To do: Write each record again exactly as it stands.

■ ■ ■ ■

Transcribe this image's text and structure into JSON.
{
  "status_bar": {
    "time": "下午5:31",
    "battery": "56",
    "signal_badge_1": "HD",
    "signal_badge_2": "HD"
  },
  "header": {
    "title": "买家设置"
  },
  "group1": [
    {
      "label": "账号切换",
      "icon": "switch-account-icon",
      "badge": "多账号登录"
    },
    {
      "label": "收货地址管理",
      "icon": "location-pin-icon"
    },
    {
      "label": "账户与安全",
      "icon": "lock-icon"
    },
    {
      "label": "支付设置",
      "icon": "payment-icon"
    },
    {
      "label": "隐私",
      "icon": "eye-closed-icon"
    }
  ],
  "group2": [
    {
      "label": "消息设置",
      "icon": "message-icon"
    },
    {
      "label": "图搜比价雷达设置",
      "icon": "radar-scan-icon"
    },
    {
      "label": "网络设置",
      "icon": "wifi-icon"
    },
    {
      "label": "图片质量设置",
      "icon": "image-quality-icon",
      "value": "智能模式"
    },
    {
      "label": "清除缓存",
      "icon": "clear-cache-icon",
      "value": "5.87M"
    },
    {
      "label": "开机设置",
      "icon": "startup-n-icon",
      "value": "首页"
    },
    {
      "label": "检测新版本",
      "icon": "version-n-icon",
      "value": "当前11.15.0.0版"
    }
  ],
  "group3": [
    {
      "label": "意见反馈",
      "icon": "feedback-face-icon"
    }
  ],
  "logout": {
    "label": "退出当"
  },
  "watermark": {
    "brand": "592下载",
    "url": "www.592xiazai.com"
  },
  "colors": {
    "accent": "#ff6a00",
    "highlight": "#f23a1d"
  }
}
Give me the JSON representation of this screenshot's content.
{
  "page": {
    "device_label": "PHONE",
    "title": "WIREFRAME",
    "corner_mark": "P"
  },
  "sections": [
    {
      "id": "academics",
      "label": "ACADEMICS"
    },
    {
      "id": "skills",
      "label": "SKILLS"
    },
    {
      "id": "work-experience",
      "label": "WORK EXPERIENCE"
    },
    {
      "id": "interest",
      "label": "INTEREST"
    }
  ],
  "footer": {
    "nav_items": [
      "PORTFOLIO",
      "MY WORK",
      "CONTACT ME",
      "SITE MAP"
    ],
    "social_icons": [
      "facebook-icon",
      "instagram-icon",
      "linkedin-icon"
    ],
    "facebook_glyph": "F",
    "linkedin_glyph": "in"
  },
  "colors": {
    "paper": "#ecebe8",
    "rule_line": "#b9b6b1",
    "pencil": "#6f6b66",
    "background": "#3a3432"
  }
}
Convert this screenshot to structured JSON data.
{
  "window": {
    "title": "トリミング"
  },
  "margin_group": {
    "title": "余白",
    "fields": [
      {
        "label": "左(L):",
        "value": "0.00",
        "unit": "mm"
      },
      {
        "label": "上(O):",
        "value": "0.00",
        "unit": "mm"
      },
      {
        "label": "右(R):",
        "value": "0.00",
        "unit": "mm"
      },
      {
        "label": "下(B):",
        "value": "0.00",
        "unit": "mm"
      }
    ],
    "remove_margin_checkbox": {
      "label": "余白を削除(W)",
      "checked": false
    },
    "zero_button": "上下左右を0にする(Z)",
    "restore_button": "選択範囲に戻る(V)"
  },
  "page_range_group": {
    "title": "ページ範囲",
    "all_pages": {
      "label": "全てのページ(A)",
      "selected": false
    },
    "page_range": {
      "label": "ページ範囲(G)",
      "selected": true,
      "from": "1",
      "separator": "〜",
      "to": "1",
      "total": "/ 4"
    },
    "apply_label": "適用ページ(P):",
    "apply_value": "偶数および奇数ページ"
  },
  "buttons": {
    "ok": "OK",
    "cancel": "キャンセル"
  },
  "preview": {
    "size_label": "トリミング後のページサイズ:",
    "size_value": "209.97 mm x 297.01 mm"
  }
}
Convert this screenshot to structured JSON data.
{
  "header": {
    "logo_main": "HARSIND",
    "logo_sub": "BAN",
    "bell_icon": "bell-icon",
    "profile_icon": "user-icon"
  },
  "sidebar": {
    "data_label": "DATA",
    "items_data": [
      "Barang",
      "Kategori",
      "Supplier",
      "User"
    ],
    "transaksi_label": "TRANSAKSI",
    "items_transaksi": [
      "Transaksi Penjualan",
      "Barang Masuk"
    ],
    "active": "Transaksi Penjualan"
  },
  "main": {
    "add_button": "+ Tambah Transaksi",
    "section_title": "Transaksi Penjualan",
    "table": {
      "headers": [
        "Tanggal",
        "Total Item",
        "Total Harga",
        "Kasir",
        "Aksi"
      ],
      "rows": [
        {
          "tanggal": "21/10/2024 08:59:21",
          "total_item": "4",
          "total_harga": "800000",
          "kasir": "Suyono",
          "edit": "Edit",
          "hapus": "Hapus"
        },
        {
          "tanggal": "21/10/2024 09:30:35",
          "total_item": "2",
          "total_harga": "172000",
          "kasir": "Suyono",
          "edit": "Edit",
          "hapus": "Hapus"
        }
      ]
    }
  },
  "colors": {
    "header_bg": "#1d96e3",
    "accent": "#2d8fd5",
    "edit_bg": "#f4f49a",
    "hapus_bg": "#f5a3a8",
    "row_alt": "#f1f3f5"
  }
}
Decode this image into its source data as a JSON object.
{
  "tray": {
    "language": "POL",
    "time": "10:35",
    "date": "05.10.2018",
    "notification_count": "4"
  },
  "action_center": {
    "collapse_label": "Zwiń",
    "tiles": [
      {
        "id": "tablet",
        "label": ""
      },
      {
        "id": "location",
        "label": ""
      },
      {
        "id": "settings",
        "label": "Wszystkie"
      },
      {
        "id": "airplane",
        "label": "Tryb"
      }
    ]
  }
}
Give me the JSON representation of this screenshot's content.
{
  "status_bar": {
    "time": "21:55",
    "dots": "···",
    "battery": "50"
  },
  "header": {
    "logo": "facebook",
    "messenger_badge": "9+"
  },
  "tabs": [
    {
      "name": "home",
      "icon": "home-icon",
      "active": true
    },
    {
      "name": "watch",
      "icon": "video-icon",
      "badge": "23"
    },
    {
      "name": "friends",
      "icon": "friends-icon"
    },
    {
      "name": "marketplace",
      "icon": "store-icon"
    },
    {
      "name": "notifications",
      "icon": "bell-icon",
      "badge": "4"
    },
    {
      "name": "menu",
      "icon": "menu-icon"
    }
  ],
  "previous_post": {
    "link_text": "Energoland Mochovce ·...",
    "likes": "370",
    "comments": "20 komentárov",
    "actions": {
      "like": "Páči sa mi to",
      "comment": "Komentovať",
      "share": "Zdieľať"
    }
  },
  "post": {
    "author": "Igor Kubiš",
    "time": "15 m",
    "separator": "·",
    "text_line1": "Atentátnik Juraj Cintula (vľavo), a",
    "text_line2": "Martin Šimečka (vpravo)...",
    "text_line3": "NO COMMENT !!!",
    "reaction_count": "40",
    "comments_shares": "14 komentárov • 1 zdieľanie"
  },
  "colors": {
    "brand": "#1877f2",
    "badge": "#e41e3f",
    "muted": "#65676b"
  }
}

■ ■ ■ ■

Exercise output:
Transcribe this image's text and structure into JSON.
{
  "status_bar": {
    "time": "下午5:31",
    "battery": "56",
    "signal_badge_1": "HD",
    "signal_badge_2": "HD"
  },
  "header": {
    "title": "买家设置"
  },
  "group1": [
    {
      "label": "账号切换",
      "icon": "switch-account-icon",
      "badge": "多账号登录"
    },
    {
      "label": "收货地址管理",
      "icon": "location-pin-icon"
    },
    {
      "label": "账户与安全",
      "icon": "lock-icon"
    },
    {
      "label": "支付设置",
      "icon": "payment-icon"
    },
    {
      "label": "隐私",
      "icon": "eye-closed-icon"
    }
  ],
  "group2": [
    {
      "label": "消息设置",
      "icon": "message-icon"
    },
    {
      "label": "图搜比价雷达设置",
      "icon": "radar-scan-icon"
    },
    {
      "label": "网络设置",
      "icon": "wifi-icon"
    },
    {
      "label": "图片质量设置",
      "icon": "image-quality-icon",
      "value": "智能模式"
    },
    {
      "label": "清除缓存",
      "icon": "clear-cache-icon",
      "value": "5.87M"
    },
    {
      "label": "开机设置",
      "icon": "startup-n-icon",
      "value": "首页"
    },
    {
      "label": "检测新版本",
      "icon": "version-n-icon",
      "value": "当前11.15.0.0版"
    }
  ],
  "group3": [
    {
      "label": "意见反馈",
      "icon": "feedback-face-icon"
    }
  ],
  "logout": {
    "label": "退出当"
  },
  "watermark": {
    "brand": "592下载",
    "url": "www.592xiazai.com"
  },
  "colors": {
    "accent": "#ff6a00",
    "highlight": "#f23a1d"
  }
}
Give me the JSON representation of this screenshot's content.
{
  "page": {
    "device_label": "PHONE",
    "title": "WIREFRAME",
    "corner_mark": "P"
  },
  "sections": [
    {
      "id": "academics",
      "label": "ACADEMICS"
    },
    {
      "id": "skills",
      "label": "SKILLS"
    },
    {
      "id": "work-experience",
      "label": "WORK EXPERIENCE"
    },
    {
      "id": "interest",
      "label": "INTEREST"
    }
  ],
  "footer": {
    "nav_items": [
      "PORTFOLIO",
      "MY WORK",
      "CONTACT ME",
      "SITE MAP"
    ],
    "social_icons": [
      "facebook-icon",
      "instagram-icon",
      "linkedin-icon"
    ],
    "facebook_glyph": "F",
    "linkedin_glyph": "in"
  },
  "colors": {
    "paper": "#ecebe8",
    "rule_line": "#b9b6b1",
    "pencil": "#6f6b66",
    "background": "#3a3432"
  }
}
Convert this screenshot to structured JSON data.
{
  "window": {
    "title": "トリミング"
  },
  "margin_group": {
    "title": "余白",
    "fields": [
      {
        "label": "左(L):",
        "value": "0.00",
        "unit": "mm"
      },
      {
        "label": "上(O):",
        "value": "0.00",
        "unit": "mm"
      },
      {
        "label": "右(R):",
        "value": "0.00",
        "unit": "mm"
      },
      {
        "label": "下(B):",
        "value": "0.00",
        "unit": "mm"
      }
    ],
    "remove_margin_checkbox": {
      "label": "余白を削除(W)",
      "checked": false
    },
    "zero_button": "上下左右を0にする(Z)",
    "restore_button": "選択範囲に戻る(V)"
  },
  "page_range_group": {
    "title": "ページ範囲",
    "all_pages": {
      "label": "全てのページ(A)",
      "selected": false
    },
    "page_range": {
      "label": "ページ範囲(G)",
      "selected": true,
      "from": "1",
      "separator": "〜",
      "to": "1",
      "total": "/ 4"
    },
    "apply_label": "適用ページ(P):",
    "apply_value": "偶数および奇数ページ"
  },
  "buttons": {
    "ok": "OK",
    "cancel": "キャンセル"
  },
  "preview": {
    "size_label": "トリミング後のページサイズ:",
    "size_value": "209.97 mm x 297.01 mm"
  }
}
Convert this screenshot to structured JSON data.
{
  "header": {
    "logo_main": "HARSIND",
    "logo_sub": "BAN",
    "bell_icon": "bell-icon",
    "profile_icon": "user-icon"
  },
  "sidebar": {
    "data_label": "DATA",
    "items_data": [
      "Barang",
      "Kategori",
      "Supplier",
      "User"
    ],
    "transaksi_label": "TRANSAKSI",
    "items_transaksi": [
      "Transaksi Penjualan",
      "Barang Masuk"
    ],
    "active": "Transaksi Penjualan"
  },
  "main": {
    "add_button": "+ Tambah Transaksi",
    "section_title": "Transaksi Penjualan",
    "table": {
      "headers": [
        "Tanggal",
        "Total Item",
        "Total Harga",
        "Kasir",
        "Aksi"
      ],
      "rows": [
        {
          "tanggal": "21/10/2024 08:59:21",
          "total_item": "4",
          "total_harga": "800000",
          "kasir": "Suyono",
          "edit": "Edit",
          "hapus": "Hapus"
        },
        {
          "tanggal": "21/10/2024 09:30:35",
          "total_item": "2",
          "total_harga": "172000",
          "kasir": "Suyono",
          "edit": "Edit",
          "hapus": "Hapus"
        }
      ]
    }
  },
  "colors": {
    "header_bg": "#1d96e3",
    "accent": "#2d8fd5",
    "edit_bg": "#f4f49a",
    "hapus_bg": "#f5a3a8",
    "row_alt": "#f1f3f5"
  }
}
Decode this image into its source data as a JSON object.
{
  "tray": {
    "language": "POL",
    "time": "10:35",
    "date": "05.10.2018",
    "notification_count": "4"
  },
  "action_center": {
    "collapse_label": "Zwiń",
    "tiles": [
      {
        "id": "tablet",
        "label": ""
      },
      {
        "id": "location",
        "label": ""
      },
      {
        "id": "settings",
        "label": "Wszystkie"
      },
      {
        "id": "airplane",
        "label": "Tryb"
      }
    ]
  }
}
Give me the JSON representation of this screenshot's content.
{
  "status_bar": {
    "time": "21:55",
    "dots": "···",
    "battery": "50"
  },
  "header": {
    "logo": "facebook",
    "messenger_badge": "9+"
  },
  "tabs": [
    {
      "name": "home",
      "icon": "home-icon",
      "active": true
    },
    {
      "name": "watch",
      "icon": "video-icon",
      "badge": "23"
    },
    {
      "name": "friends",
      "icon": "friends-icon"
    },
    {
      "name": "marketplace",
      "icon": "store-icon"
    },
    {
      "name": "notifications",
      "icon": "bell-icon",
      "badge": "4"
    },
    {
      "name": "menu",
      "icon": "menu-icon"
    }
  ],
  "previous_post": {
    "link_text": "Energoland Mochovce ·...",
    "likes": "370",
    "comments": "20 komentárov",
    "actions": {
      "like": "Páči sa mi to",
      "comment": "Komentovať",
      "share": "Zdieľať"
    }
  },
  "post": {
    "author": "Igor Kubiš",
    "time": "15 m",
    "separator": "·",
    "text_line1": "Atentátnik Juraj Cintula (vľavo), a",
    "text_line2": "Martin Šimečka (vpravo)...",
    "text_line3": "NO COMMENT !!!",
    "reaction_count": "40",
    "comments_shares": "14 komentárov • 1 zdieľanie"
  },
  "colors": {
    "brand": "#1877f2",
    "badge": "#e41e3f",
    "muted": "#65676b"
  }
}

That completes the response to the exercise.